Supplied passage:

=== Section Start ===

Quiz questions are where the learning happens in Shira. This is where you show your learners an email or message, and ask them: does this look like phishing?

In each quiz, you can include as many questions as you wish.

Each question is made up of several components:

Question preferences

When you create a question, you must:

  • Name the question: this name, like "Invitation to conference" or "Suspicious login notification", is meant to help you recognize the questions you create. A question's name is only visible to space admins and learners never see it when they take a quiz.
  • Tell Shira whether the email or message you're creating is phishing or legitimate. This will allow Shira to determine whether a user's response is correct.

An app

An app is an interface that looks exactly like the actual app or platform your learner uses every day: Gmail, Outlook, SMS, WhatsApp, etc.

With apps, Shira shows an email or message exactly how it would be in real life. This means that when they face a real-life phishing attack, learners will be more likely to know where to look for clues that it is phishing.

Currently, Shira supports the following apps:

  • Gmail
  • Outlook
  • SMS
  • WhatsApp
  • Facebook Messenger
  • Grindr
note

Let us know if your team relies on apps that aren't in this list and that you would like to see in Shira!

=== Section End ===

Task list:
A - From the text on Shira quiz questions, reproduce the part starting with "Quiz questions are" and going on through "take a quiz.".
B - Translate this sentence from the text on Shira quiz questions into Spanish: "In each quiz, you can include as many questions as you wish."
C - Carry on the text on Shira quiz questions from its final sentence.

Supplied data:
=== Section Start ===

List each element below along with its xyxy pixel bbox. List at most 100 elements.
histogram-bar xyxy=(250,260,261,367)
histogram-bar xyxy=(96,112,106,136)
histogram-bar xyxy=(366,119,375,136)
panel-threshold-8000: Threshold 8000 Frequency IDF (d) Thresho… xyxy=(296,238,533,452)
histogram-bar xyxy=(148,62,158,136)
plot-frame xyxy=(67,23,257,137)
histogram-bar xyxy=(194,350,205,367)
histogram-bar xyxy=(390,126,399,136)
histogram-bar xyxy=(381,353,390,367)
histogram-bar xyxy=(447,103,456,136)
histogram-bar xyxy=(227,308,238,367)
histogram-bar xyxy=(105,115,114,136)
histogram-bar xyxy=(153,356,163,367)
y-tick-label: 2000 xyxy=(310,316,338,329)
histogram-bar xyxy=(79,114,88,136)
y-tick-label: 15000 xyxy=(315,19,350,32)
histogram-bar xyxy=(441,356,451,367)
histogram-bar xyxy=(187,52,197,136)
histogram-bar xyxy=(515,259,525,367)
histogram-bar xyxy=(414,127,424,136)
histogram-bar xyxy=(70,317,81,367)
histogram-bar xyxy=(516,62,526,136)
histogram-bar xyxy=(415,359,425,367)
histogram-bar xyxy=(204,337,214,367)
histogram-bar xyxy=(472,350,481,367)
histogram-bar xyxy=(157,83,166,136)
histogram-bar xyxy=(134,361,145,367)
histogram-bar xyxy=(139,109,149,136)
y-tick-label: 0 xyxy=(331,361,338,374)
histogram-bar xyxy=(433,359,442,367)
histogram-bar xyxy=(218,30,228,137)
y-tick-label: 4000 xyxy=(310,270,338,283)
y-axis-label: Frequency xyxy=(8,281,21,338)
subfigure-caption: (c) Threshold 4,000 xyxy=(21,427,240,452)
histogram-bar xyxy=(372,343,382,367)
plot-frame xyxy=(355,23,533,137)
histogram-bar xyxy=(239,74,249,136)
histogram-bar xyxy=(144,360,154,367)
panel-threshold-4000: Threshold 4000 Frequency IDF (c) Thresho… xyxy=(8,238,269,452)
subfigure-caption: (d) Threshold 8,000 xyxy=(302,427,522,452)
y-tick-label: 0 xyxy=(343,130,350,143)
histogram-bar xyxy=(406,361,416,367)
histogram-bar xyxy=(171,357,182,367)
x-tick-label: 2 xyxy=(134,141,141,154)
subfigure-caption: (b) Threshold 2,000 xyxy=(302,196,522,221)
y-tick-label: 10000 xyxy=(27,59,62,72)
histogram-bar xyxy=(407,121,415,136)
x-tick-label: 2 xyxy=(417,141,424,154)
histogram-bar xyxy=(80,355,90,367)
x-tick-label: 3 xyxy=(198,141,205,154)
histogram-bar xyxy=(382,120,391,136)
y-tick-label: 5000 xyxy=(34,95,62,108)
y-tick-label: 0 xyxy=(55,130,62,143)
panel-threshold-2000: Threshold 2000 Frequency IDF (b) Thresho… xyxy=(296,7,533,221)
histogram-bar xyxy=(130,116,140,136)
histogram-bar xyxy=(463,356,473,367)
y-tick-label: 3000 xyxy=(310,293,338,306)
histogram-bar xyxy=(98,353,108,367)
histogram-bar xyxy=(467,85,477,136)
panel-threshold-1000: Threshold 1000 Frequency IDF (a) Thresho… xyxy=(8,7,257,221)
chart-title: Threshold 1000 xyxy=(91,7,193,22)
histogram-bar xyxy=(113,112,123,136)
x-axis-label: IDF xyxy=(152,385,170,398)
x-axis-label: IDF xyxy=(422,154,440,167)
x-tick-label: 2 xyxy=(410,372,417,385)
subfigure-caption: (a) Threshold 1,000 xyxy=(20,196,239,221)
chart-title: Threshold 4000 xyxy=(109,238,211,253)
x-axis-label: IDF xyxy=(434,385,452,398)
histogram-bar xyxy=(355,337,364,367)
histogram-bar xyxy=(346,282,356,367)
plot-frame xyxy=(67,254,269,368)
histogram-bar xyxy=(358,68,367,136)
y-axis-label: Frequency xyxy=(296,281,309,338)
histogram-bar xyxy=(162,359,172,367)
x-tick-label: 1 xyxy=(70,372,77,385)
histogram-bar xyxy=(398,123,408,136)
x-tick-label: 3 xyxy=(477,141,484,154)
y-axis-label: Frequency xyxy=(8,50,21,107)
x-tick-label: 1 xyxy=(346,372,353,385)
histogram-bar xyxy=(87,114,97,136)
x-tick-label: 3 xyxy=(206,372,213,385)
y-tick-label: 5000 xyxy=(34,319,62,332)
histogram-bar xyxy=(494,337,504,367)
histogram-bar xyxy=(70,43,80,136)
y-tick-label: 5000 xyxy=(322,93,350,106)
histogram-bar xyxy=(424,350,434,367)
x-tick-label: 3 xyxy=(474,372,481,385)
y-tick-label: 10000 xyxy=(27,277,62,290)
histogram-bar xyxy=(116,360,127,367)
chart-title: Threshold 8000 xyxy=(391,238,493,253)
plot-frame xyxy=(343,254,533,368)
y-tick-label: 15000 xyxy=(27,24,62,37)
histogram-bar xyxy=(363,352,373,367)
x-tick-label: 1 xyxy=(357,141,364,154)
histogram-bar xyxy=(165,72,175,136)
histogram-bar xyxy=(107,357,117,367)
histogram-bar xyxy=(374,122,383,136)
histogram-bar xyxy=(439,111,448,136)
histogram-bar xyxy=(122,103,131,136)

=== Section End ===

Answers to the exercise:
A -
Quiz questions are where the learning happens in Shira. This is where you show your learners an email or message, and ask them: does this look like phishing?

In each quiz, you can include as many questions as you wish.

Each question is made up of several components:

Question preferences

When you create a question, you must:

  • Name the question: this name, like "Invitation to conference" or "Suspicious login notification", is meant to help you recognize the questions you create. A question's name is only visible to space admins and learners never see it when they take a quiz.

B - En cada cuestionario, puedes incluir tantas preguntas como desees.

C -
The question's content

A question's content is the actual email or message that you draft to display in the quiz question.

This can include any elements that are usually part of emails or messages in real life: text, images, file attachments, links, etc.

Explanations

Explanations are short snippets of text that you can create to explain to learners why the email or message in the question may be a phishing attack or not.

Explanations will be displayed after a learner answers a question, and highlight specific elements in the question.

When you create a question, each explanation must be linked to an element in the question, such as:

  • The sender's name
  • The sender's email address or phone number
  • Specific words, sentences, or images inside an email or message
  • Images or file attachments

The order of explanations that you see when you create the quiz question is the same order that the explanations will be shown to learners when they take the quiz.